**WHAT IS REQUIRED:** Output the full listing word for word.

**EXCERPTED DATA:**

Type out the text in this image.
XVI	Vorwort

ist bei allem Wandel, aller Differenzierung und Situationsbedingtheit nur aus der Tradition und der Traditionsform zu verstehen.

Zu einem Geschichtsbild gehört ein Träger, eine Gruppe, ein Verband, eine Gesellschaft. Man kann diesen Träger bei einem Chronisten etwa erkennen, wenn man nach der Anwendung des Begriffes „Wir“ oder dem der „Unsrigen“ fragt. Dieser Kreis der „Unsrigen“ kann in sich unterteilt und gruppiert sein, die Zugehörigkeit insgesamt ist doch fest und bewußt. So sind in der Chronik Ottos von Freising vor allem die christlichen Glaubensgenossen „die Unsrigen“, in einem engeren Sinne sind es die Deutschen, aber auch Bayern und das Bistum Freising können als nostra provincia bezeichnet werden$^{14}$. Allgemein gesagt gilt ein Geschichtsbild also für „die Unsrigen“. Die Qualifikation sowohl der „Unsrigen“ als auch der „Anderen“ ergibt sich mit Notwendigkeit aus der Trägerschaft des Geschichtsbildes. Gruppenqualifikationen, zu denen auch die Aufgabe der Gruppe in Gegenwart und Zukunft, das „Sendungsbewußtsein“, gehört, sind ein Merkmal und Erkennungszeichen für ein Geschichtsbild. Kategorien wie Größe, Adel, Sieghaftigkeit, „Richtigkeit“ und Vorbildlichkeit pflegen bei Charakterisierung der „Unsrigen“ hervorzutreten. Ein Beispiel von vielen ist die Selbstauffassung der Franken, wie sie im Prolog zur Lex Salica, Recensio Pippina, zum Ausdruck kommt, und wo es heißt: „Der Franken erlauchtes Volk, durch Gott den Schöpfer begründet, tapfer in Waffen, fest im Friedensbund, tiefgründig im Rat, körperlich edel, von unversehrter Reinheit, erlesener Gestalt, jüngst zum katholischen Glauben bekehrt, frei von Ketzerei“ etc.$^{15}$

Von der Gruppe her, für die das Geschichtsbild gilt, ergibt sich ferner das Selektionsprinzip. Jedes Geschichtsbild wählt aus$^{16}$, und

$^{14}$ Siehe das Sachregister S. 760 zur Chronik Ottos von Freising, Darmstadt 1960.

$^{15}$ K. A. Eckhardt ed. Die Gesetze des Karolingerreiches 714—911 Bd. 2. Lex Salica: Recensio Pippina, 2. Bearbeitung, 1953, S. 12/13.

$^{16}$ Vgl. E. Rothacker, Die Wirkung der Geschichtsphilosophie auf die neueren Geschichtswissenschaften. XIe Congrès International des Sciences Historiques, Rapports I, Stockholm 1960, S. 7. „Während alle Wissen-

**SOLUTION:**
Type out the text in this image.
XVI	Vorwort

ist bei allem Wandel, aller Differenzierung und Situationsbedingtheit nur aus der Tradition und der Traditionsform zu verstehen.

Zu einem Geschichtsbild gehört ein Träger, eine Gruppe, ein Verband, eine Gesellschaft. Man kann diesen Träger bei einem Chronisten etwa erkennen, wenn man nach der Anwendung des Begriffes „Wir“ oder dem der „Unsrigen“ fragt. Dieser Kreis der „Unsrigen“ kann in sich unterteilt und gruppiert sein, die Zugehörigkeit insgesamt ist doch fest und bewußt. So sind in der Chronik Ottos von Freising vor allem die christlichen Glaubensgenossen „die Unsrigen“, in einem engeren Sinne sind es die Deutschen, aber auch Bayern und das Bistum Freising können als nostra provincia bezeichnet werden$^{14}$. Allgemein gesagt gilt ein Geschichtsbild also für „die Unsrigen“. Die Qualifikation sowohl der „Unsrigen“ als auch der „Anderen“ ergibt sich mit Notwendigkeit aus der Trägerschaft des Geschichtsbildes. Gruppenqualifikationen, zu denen auch die Aufgabe der Gruppe in Gegenwart und Zukunft, das „Sendungsbewußtsein“, gehört, sind ein Merkmal und Erkennungszeichen für ein Geschichtsbild. Kategorien wie Größe, Adel, Sieghaftigkeit, „Richtigkeit“ und Vorbildlichkeit pflegen bei Charakterisierung der „Unsrigen“ hervorzutreten. Ein Beispiel von vielen ist die Selbstauffassung der Franken, wie sie im Prolog zur Lex Salica, Recensio Pippina, zum Ausdruck kommt, und wo es heißt: „Der Franken erlauchtes Volk, durch Gott den Schöpfer begründet, tapfer in Waffen, fest im Friedensbund, tiefgründig im Rat, körperlich edel, von unversehrter Reinheit, erlesener Gestalt, jüngst zum katholischen Glauben bekehrt, frei von Ketzerei“ etc.$^{15}$

Von der Gruppe her, für die das Geschichtsbild gilt, ergibt sich ferner das Selektionsprinzip. Jedes Geschichtsbild wählt aus$^{16}$, und

$^{14}$ Siehe das Sachregister S. 760 zur Chronik Ottos von Freising, Darmstadt 1960.

$^{15}$ K. A. Eckhardt ed. Die Gesetze des Karolingerreiches 714—911 Bd. 2. Lex Salica: Recensio Pippina, 2. Bearbeitung, 1953, S. 12/13.

$^{16}$ Vgl. E. Rothacker, Die Wirkung der Geschichtsphilosophie auf die neueren Geschichtswissenschaften. XIe Congrès International des Sciences Historiques, Rapports I, Stockholm 1960, S. 7. „Während alle Wissen-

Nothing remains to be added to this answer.